Brief: Filter for the word "text" and keep each matching line.

[Records]
################

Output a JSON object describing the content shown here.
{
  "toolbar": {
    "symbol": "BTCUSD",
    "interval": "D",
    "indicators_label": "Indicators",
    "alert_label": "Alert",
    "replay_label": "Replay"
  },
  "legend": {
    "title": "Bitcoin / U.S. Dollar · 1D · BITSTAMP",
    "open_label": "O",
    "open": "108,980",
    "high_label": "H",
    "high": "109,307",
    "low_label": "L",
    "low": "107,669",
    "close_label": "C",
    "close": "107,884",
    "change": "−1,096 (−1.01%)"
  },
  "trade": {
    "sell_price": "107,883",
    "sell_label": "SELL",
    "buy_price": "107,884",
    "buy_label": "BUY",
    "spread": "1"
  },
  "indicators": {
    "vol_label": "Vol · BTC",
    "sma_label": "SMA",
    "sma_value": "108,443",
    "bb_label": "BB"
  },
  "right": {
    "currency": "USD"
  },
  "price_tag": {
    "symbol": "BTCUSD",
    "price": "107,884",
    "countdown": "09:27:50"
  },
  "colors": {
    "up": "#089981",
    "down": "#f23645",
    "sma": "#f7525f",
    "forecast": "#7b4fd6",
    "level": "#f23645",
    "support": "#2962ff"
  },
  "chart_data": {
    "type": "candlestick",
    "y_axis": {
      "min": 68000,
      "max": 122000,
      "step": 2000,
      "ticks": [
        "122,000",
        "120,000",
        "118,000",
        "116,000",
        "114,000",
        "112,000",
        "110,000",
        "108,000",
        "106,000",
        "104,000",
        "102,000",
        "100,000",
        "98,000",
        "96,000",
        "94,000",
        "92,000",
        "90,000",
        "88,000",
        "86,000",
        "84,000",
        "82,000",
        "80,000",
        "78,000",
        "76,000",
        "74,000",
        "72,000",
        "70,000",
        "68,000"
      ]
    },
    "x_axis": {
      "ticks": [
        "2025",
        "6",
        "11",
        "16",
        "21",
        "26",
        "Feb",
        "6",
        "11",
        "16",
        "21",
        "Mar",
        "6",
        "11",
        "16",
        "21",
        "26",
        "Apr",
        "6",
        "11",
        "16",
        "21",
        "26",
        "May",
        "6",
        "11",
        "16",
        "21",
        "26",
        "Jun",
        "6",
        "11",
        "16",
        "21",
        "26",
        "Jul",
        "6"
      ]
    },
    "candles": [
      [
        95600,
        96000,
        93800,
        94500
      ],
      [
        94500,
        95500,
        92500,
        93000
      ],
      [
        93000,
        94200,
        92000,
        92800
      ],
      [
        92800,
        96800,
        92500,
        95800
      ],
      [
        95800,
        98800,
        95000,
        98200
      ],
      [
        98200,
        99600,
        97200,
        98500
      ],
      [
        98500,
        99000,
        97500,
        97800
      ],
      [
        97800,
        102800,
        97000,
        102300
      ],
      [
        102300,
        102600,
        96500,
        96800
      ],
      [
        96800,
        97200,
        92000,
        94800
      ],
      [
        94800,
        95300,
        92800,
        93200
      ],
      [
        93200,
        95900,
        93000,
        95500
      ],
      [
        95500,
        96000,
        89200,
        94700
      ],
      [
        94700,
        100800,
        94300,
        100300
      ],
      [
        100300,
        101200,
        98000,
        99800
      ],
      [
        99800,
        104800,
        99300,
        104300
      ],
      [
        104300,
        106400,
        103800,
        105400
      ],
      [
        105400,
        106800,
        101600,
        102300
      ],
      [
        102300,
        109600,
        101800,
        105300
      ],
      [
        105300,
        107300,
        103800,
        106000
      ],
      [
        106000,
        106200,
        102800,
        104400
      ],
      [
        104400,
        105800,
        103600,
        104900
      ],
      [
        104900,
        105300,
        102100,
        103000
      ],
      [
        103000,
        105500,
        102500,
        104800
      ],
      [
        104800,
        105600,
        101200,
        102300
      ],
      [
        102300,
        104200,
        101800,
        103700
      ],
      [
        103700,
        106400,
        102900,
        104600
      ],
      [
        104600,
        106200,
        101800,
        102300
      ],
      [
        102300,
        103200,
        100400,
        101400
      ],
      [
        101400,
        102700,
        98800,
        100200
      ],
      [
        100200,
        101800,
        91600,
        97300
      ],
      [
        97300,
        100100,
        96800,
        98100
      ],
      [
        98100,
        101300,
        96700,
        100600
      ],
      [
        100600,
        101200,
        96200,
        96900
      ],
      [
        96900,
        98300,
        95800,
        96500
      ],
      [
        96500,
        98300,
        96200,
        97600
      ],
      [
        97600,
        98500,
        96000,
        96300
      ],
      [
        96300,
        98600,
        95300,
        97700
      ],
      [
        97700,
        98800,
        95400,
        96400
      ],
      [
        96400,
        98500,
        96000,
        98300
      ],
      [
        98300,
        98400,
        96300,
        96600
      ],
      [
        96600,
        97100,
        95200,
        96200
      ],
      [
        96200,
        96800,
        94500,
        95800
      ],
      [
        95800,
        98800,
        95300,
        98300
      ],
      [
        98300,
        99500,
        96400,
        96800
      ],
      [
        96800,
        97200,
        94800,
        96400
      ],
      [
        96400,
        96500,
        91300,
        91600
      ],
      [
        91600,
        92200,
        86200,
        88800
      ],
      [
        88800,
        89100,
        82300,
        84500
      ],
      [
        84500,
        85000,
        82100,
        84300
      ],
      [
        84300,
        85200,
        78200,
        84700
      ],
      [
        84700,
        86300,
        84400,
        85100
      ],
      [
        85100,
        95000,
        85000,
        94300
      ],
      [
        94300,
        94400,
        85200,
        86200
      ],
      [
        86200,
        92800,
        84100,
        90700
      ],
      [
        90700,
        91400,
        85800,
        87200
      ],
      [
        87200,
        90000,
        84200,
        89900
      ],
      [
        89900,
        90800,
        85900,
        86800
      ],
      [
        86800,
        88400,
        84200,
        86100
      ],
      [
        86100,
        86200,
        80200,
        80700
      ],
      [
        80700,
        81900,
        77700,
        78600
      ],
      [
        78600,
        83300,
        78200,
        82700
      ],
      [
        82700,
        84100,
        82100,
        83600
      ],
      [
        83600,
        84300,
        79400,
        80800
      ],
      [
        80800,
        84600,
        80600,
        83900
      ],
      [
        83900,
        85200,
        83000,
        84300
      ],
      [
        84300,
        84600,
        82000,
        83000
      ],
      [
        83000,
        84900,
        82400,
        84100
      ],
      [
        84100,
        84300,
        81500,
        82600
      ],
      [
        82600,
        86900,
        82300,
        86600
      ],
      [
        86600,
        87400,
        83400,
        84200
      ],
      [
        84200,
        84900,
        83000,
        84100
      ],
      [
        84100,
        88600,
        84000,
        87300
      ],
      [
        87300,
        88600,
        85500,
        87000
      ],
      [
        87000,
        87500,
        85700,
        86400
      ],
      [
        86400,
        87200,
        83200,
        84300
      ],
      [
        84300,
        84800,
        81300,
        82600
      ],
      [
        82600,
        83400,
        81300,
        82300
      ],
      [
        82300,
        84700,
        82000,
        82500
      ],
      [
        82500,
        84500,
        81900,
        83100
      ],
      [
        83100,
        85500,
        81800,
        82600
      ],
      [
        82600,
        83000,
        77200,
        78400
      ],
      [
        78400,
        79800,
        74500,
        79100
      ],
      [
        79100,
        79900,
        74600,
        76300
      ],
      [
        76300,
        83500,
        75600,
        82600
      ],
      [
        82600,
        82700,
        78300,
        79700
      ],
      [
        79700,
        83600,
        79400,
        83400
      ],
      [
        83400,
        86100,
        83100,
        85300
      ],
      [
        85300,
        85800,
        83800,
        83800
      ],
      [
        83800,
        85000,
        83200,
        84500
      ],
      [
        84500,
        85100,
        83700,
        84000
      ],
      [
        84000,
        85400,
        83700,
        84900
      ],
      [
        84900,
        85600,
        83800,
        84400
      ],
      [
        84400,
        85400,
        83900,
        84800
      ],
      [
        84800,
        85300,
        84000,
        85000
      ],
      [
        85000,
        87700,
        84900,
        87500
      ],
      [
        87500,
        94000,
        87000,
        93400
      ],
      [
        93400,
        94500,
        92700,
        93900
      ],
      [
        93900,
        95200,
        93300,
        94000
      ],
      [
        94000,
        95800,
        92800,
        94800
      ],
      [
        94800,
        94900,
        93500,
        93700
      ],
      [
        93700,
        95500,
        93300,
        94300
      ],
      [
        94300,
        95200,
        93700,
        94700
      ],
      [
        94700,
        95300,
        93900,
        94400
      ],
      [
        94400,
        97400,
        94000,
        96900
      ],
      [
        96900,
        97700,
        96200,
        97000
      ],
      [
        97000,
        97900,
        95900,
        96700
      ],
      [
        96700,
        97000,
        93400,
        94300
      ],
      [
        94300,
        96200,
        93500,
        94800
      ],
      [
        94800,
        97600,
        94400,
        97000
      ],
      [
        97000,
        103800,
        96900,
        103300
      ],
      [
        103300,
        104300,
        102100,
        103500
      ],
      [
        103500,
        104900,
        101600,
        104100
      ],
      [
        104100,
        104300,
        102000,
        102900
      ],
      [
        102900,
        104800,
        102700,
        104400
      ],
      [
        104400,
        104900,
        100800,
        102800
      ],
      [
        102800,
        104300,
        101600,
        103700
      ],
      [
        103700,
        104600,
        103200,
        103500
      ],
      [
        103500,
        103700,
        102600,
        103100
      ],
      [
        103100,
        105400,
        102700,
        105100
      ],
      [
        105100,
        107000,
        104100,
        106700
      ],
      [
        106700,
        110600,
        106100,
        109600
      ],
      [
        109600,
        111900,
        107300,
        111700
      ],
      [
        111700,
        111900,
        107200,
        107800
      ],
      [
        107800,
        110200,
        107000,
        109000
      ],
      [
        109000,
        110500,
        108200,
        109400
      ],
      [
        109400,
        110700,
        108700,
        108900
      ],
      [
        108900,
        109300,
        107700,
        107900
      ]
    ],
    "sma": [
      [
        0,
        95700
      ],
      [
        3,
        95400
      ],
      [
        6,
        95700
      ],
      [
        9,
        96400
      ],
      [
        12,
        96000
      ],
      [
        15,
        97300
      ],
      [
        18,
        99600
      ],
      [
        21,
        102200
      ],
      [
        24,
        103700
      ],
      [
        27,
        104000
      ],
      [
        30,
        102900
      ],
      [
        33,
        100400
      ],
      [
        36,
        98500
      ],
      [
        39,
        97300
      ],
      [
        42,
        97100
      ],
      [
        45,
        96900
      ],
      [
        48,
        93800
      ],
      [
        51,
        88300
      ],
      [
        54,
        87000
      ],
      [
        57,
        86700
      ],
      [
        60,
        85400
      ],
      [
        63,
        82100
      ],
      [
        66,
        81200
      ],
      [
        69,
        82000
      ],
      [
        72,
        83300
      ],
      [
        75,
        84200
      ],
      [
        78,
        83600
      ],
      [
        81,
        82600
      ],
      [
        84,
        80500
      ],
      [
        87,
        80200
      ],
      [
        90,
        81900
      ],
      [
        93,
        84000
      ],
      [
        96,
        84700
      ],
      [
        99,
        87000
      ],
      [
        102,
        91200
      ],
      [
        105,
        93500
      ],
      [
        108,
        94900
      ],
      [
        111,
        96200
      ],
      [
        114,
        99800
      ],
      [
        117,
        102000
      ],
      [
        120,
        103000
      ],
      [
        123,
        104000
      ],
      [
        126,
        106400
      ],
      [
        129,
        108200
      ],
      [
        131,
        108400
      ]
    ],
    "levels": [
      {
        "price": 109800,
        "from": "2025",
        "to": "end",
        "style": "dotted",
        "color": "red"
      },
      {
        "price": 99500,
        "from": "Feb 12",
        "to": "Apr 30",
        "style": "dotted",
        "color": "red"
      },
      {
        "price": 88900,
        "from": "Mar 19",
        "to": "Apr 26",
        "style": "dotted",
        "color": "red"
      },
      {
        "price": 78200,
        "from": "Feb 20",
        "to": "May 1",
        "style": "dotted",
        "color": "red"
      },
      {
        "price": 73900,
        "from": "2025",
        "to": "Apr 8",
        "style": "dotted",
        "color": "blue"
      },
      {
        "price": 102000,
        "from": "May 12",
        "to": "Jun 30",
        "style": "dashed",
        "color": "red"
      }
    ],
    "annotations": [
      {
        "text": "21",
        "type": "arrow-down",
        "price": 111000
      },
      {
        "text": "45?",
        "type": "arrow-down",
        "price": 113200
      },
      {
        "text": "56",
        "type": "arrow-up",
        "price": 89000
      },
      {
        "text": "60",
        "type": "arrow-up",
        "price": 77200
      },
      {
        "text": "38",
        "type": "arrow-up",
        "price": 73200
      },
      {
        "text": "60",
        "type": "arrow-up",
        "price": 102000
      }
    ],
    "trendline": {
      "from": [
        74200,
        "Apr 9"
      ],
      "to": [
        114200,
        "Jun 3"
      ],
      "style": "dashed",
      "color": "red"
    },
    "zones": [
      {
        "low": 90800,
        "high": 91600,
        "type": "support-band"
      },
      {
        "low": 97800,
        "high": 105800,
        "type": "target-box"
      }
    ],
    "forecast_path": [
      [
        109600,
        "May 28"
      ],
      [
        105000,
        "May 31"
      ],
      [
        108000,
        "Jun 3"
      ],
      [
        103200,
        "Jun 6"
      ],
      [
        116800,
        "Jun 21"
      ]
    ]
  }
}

################

Exercise response:
        "text": "21",
        "text": "45?",
        "text": "56",
        "text": "60",
        "text": "38",
        "text": "60",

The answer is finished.